** begin SUPPLIED ENTRIES **
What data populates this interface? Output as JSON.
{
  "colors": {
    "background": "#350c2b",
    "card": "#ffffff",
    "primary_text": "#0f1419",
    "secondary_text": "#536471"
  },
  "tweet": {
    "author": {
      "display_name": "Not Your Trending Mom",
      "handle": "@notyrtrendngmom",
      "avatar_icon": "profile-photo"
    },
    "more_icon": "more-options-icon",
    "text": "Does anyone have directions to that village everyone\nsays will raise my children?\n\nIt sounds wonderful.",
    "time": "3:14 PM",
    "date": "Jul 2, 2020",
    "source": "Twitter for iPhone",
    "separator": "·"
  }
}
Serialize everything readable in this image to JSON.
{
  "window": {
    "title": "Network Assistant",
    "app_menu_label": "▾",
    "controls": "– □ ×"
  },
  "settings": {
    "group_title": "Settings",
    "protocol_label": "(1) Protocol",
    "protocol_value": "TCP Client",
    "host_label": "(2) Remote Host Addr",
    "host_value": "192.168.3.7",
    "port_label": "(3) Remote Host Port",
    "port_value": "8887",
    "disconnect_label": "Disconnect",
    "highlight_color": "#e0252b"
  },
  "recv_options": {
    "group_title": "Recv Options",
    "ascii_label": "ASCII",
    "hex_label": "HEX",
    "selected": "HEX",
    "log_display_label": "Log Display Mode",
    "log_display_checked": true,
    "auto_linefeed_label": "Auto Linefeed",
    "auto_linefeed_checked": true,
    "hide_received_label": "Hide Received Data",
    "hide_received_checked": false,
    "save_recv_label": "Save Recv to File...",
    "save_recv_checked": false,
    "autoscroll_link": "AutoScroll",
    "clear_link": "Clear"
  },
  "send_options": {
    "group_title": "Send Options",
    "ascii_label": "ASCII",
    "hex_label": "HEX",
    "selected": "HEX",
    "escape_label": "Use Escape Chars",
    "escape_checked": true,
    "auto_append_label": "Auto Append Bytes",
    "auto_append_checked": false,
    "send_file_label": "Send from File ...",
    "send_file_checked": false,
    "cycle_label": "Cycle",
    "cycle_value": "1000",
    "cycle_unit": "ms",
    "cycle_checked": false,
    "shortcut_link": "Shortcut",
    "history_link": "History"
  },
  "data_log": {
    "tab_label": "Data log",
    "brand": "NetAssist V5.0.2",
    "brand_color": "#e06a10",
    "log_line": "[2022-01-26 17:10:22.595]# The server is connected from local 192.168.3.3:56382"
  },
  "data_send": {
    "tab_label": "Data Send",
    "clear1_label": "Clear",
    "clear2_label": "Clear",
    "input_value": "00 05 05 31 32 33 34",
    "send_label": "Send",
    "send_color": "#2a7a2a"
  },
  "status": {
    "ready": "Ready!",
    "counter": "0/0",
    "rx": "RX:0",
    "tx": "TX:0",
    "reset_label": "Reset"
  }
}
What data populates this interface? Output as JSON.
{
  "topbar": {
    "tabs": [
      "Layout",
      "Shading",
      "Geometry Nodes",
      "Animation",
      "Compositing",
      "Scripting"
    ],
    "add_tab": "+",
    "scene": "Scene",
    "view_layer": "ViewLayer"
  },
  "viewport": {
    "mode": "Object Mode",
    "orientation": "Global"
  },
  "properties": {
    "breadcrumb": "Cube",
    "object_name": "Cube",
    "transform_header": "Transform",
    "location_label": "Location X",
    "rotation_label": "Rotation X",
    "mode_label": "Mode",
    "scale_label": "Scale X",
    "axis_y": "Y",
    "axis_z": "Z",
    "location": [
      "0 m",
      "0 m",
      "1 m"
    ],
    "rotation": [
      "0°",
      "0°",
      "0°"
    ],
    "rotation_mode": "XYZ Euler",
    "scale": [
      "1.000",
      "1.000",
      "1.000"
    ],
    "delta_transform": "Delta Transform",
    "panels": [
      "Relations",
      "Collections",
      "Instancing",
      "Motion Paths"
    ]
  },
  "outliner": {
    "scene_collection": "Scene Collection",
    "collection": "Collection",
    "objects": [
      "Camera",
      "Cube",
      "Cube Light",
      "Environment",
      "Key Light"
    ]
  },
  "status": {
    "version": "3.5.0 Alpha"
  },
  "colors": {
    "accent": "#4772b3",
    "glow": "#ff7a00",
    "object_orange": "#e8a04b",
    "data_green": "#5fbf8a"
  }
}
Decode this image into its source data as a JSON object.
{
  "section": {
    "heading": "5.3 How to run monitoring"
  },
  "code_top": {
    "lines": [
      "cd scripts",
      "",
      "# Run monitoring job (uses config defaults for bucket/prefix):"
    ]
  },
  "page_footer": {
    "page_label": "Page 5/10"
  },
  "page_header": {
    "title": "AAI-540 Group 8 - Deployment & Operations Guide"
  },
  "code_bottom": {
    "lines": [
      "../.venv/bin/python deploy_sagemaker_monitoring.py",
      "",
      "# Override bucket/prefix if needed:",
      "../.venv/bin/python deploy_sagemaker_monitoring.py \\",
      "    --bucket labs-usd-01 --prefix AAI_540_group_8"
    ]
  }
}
** end SUPPLIED ENTRIES **
**WHAT TO DO**
Return every line holding the word "true" from the records.

**THE SOLUTION**
    "log_display_checked": true,
    "auto_linefeed_checked": true,
    "escape_checked": true,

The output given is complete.